YOUR TASK
Using the material that follows, identify and copy each line with the string "Equity".

Rows from a figure dataset
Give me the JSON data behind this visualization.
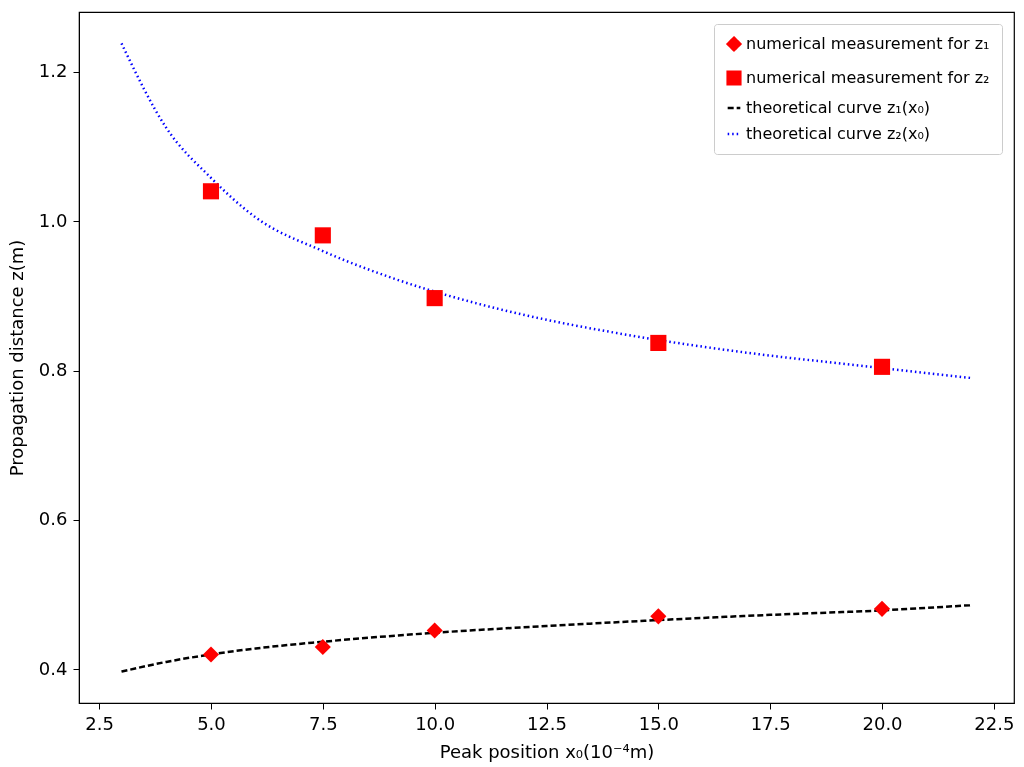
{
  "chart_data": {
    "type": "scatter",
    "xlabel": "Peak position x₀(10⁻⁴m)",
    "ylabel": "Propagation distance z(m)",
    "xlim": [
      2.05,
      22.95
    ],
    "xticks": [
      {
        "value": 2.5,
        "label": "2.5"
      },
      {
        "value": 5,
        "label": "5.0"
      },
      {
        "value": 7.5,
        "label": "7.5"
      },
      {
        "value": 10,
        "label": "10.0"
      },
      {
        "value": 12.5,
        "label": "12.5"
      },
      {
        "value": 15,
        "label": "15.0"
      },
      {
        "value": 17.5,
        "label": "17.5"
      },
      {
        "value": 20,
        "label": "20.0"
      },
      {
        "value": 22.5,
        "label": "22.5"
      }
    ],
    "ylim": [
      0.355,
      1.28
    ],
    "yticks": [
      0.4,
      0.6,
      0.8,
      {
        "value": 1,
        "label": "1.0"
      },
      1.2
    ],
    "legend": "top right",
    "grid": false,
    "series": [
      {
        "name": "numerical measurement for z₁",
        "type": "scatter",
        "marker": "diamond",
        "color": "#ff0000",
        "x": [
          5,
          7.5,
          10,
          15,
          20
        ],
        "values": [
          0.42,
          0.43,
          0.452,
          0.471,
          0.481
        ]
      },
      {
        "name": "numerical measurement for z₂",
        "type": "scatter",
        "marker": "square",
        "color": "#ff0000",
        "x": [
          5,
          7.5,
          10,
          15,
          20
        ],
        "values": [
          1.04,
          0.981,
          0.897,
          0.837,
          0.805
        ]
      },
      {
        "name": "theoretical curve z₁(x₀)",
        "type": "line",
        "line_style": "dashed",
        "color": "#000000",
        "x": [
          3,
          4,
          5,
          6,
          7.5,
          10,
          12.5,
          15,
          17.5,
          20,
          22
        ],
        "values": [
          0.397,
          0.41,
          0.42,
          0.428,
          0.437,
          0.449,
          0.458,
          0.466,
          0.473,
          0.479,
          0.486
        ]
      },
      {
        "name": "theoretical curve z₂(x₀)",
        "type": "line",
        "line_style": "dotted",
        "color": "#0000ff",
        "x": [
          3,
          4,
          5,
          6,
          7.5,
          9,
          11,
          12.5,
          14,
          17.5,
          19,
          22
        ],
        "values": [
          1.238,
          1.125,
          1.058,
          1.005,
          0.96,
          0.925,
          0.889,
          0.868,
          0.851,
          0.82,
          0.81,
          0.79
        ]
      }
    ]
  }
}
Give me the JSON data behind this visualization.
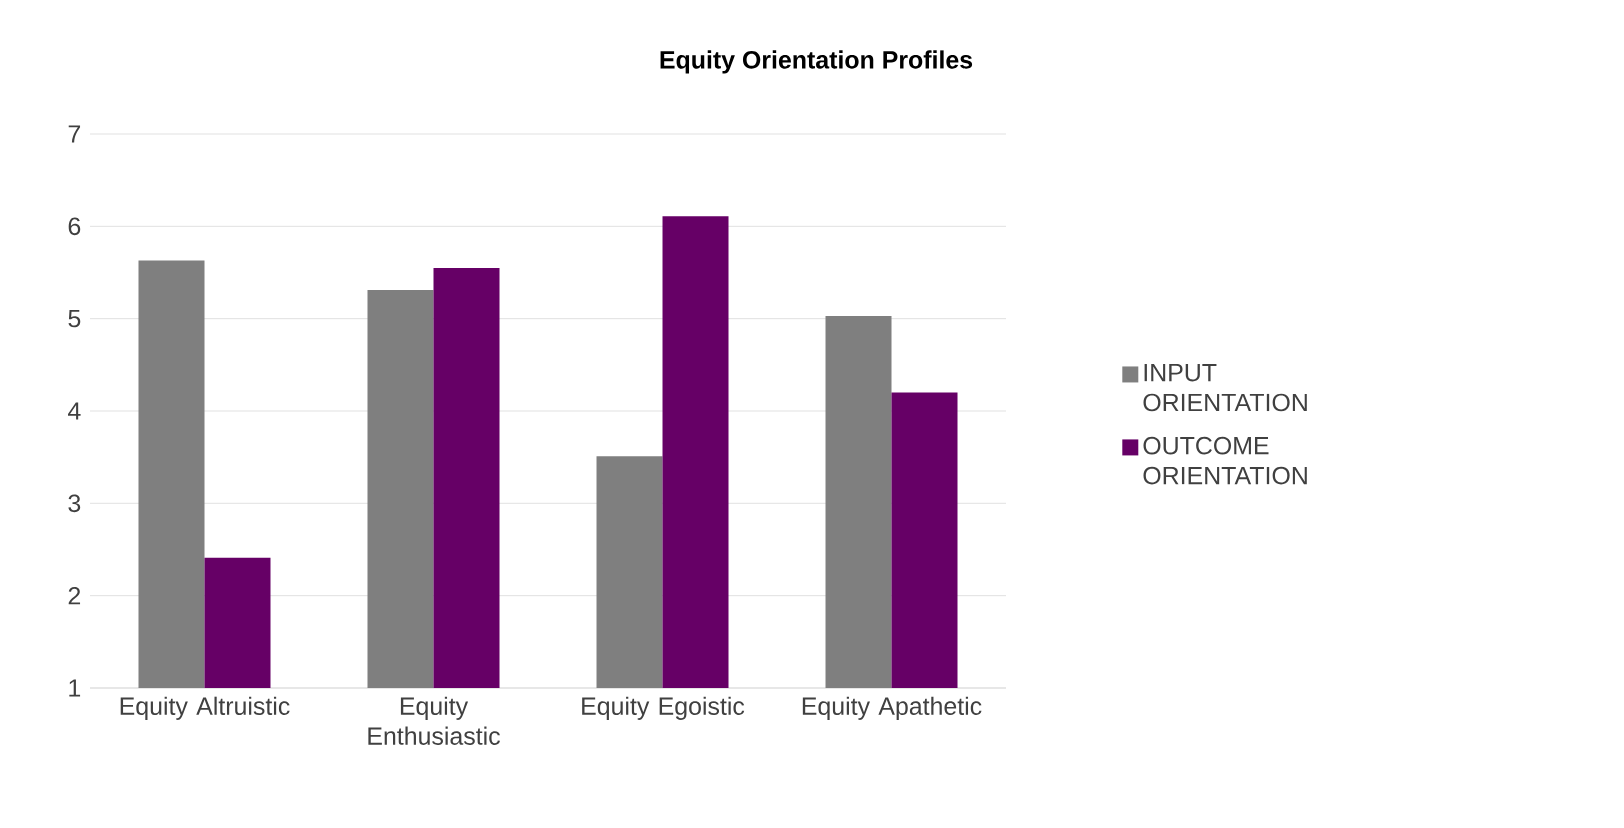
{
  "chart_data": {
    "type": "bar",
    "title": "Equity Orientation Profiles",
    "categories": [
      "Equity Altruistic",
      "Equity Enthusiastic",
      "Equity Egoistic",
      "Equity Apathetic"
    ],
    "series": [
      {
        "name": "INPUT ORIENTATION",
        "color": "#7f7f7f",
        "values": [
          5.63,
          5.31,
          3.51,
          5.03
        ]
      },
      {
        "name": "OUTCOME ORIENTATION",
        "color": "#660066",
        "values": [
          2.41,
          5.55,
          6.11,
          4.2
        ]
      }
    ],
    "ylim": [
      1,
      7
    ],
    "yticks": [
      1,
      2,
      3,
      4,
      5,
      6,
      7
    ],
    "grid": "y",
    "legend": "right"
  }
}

ANSWER TO THIS PROBLEM
    "title": "Equity Orientation Profiles",
      "Equity Altruistic",
      "Equity Enthusiastic",
      "Equity Egoistic",
      "Equity Apathetic"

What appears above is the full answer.